● **Task description**: Copy out each line of the data that holds the word "Confluence".

● **Figure content listings**:

▬▬▬▬▬▬▬▬▬▬

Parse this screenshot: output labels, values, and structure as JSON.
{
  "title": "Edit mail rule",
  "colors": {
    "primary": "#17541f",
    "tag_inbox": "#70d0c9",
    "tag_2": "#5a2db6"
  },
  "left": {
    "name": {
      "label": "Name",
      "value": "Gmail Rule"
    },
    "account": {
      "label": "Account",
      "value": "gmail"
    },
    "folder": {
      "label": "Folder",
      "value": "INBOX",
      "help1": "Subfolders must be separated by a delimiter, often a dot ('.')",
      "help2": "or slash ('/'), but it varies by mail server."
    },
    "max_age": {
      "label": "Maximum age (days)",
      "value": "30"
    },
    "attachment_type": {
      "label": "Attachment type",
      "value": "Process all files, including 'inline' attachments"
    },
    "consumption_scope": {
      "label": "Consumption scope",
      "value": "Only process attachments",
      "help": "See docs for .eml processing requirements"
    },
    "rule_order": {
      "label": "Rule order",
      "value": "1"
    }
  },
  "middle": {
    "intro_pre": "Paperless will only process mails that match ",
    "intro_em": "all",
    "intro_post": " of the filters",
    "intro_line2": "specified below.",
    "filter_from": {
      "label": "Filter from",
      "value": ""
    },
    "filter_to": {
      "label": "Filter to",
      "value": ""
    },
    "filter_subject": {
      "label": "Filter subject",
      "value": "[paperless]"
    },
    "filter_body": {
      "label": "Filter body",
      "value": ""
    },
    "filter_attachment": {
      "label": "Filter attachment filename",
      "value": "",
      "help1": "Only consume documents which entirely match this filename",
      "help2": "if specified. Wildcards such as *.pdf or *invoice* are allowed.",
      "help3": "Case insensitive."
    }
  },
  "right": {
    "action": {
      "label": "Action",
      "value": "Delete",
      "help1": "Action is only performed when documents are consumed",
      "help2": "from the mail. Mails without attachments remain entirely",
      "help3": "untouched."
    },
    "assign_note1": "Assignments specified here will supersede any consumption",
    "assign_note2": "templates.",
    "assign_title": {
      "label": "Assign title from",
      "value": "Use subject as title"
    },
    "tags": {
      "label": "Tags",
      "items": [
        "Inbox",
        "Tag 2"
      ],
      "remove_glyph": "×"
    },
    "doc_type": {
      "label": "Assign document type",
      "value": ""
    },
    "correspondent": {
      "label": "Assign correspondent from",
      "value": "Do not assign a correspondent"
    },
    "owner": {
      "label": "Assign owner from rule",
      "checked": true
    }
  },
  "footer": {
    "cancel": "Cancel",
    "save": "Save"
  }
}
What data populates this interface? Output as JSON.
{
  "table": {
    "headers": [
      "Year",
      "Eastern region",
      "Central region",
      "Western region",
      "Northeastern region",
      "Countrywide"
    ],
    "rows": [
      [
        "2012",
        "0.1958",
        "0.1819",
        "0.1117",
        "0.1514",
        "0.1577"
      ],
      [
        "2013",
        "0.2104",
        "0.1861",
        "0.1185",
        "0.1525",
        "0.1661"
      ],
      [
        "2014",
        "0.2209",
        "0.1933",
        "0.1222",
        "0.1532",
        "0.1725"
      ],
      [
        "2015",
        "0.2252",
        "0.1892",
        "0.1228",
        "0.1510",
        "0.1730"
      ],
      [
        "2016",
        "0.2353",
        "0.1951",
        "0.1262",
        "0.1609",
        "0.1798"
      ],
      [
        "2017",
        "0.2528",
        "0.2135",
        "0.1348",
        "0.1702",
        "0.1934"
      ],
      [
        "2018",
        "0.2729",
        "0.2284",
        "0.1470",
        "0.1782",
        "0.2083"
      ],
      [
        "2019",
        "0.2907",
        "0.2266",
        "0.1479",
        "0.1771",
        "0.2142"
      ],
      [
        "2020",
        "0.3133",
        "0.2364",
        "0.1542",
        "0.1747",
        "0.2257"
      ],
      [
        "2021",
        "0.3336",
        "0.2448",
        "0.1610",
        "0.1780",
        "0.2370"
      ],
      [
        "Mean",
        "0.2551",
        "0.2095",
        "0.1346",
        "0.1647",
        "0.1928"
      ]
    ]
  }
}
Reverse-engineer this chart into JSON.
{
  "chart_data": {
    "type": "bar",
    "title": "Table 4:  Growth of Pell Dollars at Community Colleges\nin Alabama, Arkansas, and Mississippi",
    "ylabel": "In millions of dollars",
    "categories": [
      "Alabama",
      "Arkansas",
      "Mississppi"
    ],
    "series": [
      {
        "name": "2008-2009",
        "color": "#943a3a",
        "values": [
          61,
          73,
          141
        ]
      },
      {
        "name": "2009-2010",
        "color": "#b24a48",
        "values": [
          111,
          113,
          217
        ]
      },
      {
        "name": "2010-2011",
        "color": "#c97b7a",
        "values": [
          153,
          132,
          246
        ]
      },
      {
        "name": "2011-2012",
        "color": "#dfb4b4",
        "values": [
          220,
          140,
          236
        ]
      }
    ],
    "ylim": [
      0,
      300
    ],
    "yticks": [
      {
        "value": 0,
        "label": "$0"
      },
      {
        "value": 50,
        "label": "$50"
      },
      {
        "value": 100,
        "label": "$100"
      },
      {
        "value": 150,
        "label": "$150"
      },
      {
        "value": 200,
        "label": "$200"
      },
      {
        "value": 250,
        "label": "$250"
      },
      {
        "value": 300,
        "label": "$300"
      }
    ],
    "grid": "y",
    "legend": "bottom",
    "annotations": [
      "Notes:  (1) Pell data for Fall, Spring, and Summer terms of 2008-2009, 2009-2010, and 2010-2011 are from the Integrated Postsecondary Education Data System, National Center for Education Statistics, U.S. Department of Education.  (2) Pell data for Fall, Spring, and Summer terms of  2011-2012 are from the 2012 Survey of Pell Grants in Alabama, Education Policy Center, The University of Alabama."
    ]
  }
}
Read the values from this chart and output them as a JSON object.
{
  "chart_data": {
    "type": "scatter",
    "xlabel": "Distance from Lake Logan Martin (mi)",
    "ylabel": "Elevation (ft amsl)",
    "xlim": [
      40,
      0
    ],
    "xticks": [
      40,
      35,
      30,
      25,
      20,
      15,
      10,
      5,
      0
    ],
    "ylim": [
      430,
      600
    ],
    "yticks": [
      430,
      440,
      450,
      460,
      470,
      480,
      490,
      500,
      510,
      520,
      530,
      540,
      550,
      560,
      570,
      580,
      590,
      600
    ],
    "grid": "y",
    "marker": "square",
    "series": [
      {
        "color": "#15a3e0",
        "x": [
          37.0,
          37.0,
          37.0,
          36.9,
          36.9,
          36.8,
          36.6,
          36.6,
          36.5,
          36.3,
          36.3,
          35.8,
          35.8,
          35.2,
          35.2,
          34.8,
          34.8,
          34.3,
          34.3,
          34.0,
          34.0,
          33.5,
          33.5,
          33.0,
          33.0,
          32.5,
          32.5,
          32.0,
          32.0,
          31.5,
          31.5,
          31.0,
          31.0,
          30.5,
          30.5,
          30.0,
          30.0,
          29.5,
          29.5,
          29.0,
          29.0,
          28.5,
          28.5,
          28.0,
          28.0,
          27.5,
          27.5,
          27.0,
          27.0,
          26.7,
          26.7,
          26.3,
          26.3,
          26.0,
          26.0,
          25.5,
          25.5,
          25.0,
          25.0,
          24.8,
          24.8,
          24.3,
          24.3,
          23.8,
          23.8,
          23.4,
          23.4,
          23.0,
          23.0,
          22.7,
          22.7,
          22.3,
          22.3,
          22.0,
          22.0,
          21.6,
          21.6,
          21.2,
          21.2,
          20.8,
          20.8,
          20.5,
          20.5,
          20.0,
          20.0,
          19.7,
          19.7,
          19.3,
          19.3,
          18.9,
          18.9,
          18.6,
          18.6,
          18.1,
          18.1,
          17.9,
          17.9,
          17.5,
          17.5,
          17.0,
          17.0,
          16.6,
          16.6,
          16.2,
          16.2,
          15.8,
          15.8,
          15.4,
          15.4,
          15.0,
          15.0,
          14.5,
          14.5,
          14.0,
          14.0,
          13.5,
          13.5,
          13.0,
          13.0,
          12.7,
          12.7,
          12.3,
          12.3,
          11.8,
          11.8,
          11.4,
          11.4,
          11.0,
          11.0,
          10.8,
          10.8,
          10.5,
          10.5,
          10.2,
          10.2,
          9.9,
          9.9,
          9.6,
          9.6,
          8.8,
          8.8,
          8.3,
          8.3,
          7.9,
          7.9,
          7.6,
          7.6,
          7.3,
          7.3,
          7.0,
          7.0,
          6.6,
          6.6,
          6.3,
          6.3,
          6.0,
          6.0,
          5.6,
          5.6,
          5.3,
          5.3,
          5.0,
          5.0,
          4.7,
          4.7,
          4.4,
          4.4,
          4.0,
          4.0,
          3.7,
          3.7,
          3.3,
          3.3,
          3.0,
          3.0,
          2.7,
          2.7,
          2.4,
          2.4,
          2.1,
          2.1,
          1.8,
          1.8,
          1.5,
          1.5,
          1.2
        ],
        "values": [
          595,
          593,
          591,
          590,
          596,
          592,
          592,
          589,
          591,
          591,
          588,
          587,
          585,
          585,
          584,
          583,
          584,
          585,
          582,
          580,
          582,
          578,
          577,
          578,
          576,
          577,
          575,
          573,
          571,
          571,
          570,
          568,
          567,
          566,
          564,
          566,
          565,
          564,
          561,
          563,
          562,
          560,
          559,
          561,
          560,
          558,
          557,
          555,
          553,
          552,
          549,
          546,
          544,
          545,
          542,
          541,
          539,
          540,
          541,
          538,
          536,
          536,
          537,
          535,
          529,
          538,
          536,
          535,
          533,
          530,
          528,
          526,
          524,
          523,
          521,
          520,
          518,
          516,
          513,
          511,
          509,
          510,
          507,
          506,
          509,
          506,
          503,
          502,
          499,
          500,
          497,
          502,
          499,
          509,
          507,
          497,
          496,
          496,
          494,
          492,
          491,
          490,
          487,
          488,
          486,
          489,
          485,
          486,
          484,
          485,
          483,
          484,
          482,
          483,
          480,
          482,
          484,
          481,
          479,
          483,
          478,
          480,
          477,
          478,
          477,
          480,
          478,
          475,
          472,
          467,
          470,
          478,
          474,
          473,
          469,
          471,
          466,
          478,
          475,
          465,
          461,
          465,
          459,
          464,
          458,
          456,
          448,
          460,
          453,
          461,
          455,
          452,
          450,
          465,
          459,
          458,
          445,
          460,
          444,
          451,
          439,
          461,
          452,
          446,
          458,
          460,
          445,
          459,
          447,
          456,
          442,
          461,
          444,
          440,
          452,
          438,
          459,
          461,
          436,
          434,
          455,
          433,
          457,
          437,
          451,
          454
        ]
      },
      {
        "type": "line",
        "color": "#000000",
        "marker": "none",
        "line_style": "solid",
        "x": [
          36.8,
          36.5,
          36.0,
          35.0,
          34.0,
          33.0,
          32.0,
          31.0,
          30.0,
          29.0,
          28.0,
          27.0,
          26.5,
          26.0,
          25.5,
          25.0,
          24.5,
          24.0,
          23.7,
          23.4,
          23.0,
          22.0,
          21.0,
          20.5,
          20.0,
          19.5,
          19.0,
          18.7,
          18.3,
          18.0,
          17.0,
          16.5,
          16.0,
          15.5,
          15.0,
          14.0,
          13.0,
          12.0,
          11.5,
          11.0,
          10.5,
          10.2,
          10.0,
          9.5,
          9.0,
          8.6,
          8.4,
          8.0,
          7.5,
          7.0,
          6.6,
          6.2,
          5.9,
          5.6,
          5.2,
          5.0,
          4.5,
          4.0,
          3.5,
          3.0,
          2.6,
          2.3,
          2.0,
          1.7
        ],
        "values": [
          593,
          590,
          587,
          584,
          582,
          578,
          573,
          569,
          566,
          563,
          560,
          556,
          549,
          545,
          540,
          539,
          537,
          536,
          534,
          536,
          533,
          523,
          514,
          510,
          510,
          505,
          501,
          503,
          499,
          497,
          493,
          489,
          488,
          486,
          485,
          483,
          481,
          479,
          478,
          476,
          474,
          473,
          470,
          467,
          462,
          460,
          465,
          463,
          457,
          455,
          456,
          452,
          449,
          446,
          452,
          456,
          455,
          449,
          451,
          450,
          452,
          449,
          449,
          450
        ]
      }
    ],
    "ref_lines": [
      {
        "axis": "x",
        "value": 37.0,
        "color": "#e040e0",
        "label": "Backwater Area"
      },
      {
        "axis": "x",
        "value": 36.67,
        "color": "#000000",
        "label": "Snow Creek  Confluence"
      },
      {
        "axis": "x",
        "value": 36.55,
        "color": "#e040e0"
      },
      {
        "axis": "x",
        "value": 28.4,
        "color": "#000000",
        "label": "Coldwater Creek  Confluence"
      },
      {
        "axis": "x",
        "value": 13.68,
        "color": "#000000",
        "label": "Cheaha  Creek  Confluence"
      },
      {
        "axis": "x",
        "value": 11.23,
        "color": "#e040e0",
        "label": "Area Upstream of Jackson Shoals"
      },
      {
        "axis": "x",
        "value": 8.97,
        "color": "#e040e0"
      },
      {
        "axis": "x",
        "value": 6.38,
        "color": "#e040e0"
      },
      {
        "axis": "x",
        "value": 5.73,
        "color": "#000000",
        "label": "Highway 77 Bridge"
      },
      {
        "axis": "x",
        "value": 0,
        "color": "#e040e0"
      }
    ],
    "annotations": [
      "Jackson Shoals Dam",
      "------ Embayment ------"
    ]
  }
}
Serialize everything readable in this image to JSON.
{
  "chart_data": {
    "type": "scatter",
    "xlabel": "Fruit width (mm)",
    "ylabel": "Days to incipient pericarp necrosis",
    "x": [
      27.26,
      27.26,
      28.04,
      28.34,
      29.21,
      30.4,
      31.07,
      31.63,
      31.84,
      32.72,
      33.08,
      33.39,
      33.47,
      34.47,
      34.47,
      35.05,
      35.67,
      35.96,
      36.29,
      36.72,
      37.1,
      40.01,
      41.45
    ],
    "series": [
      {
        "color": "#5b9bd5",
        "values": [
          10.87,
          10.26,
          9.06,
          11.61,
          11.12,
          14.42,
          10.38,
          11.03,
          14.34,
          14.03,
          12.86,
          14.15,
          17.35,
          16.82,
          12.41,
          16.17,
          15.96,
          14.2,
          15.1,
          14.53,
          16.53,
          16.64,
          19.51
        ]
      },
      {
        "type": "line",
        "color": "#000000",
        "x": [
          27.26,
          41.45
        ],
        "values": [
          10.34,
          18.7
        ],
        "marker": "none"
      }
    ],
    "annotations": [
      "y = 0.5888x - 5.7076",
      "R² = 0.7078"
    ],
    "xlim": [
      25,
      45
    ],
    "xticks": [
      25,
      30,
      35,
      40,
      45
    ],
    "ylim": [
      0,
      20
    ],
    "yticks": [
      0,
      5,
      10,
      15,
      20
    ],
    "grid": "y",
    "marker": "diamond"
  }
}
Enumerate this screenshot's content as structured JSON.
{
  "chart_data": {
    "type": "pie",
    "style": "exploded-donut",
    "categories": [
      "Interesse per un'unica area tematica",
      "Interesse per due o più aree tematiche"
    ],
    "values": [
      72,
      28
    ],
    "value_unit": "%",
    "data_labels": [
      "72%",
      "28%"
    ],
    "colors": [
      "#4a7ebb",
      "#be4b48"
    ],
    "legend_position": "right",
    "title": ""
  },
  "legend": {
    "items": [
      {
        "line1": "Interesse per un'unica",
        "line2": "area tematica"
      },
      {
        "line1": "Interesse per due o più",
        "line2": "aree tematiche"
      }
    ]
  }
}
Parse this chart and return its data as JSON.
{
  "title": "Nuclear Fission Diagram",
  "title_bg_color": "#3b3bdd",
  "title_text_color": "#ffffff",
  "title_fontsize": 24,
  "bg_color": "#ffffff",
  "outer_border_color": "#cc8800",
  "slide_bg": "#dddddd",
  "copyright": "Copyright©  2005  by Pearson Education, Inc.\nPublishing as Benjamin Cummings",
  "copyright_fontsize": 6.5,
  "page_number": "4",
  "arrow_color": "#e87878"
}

▬▬▬▬▬▬▬▬▬▬

● **Output of the exercise**:
        "label": "Snow Creek  Confluence"
        "label": "Coldwater Creek  Confluence"
        "label": "Cheaha  Creek  Confluence"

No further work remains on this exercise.